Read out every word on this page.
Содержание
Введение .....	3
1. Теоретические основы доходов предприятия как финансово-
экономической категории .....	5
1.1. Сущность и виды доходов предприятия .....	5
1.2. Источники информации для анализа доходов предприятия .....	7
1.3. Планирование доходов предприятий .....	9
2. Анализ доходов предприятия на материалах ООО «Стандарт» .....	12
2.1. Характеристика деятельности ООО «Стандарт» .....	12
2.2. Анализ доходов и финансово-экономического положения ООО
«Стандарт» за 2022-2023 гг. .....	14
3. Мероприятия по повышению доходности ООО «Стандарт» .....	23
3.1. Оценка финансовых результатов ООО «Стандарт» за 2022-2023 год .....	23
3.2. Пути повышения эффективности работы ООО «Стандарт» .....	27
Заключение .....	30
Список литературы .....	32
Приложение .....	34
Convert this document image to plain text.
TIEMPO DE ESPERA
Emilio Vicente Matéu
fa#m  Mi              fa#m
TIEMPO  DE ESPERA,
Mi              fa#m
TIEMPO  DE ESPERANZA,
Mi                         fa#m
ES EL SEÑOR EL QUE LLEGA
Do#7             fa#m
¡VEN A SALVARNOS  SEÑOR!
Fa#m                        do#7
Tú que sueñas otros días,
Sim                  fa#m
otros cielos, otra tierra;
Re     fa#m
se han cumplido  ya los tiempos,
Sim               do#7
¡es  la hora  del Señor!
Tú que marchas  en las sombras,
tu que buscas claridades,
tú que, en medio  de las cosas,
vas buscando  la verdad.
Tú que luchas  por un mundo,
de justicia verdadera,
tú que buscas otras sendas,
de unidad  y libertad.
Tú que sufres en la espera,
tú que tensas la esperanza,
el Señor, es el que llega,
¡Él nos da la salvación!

**THE EXERCISE**
Each of the records should be retyped exactly.

**RESULT OF THIS EXERCISE**
Read out every word on this page.
Содержание
Введение .....	3
1. Теоретические основы доходов предприятия как финансово-
экономической категории .....	5
1.1. Сущность и виды доходов предприятия .....	5
1.2. Источники информации для анализа доходов предприятия .....	7
1.3. Планирование доходов предприятий .....	9
2. Анализ доходов предприятия на материалах ООО «Стандарт» .....	12
2.1. Характеристика деятельности ООО «Стандарт» .....	12
2.2. Анализ доходов и финансово-экономического положения ООО
«Стандарт» за 2022-2023 гг. .....	14
3. Мероприятия по повышению доходности ООО «Стандарт» .....	23
3.1. Оценка финансовых результатов ООО «Стандарт» за 2022-2023 год .....	23
3.2. Пути повышения эффективности работы ООО «Стандарт» .....	27
Заключение .....	30
Список литературы .....	32
Приложение .....	34
Convert this document image to plain text.
TIEMPO DE ESPERA
Emilio Vicente Matéu
fa#m  Mi              fa#m
TIEMPO  DE ESPERA,
Mi              fa#m
TIEMPO  DE ESPERANZA,
Mi                         fa#m
ES EL SEÑOR EL QUE LLEGA
Do#7             fa#m
¡VEN A SALVARNOS  SEÑOR!
Fa#m                        do#7
Tú que sueñas otros días,
Sim                  fa#m
otros cielos, otra tierra;
Re     fa#m
se han cumplido  ya los tiempos,
Sim               do#7
¡es  la hora  del Señor!
Tú que marchas  en las sombras,
tu que buscas claridades,
tú que, en medio  de las cosas,
vas buscando  la verdad.
Tú que luchas  por un mundo,
de justicia verdadera,
tú que buscas otras sendas,
de unidad  y libertad.
Tú que sufres en la espera,
tú que tensas la esperanza,
el Señor, es el que llega,
¡Él nos da la salvación!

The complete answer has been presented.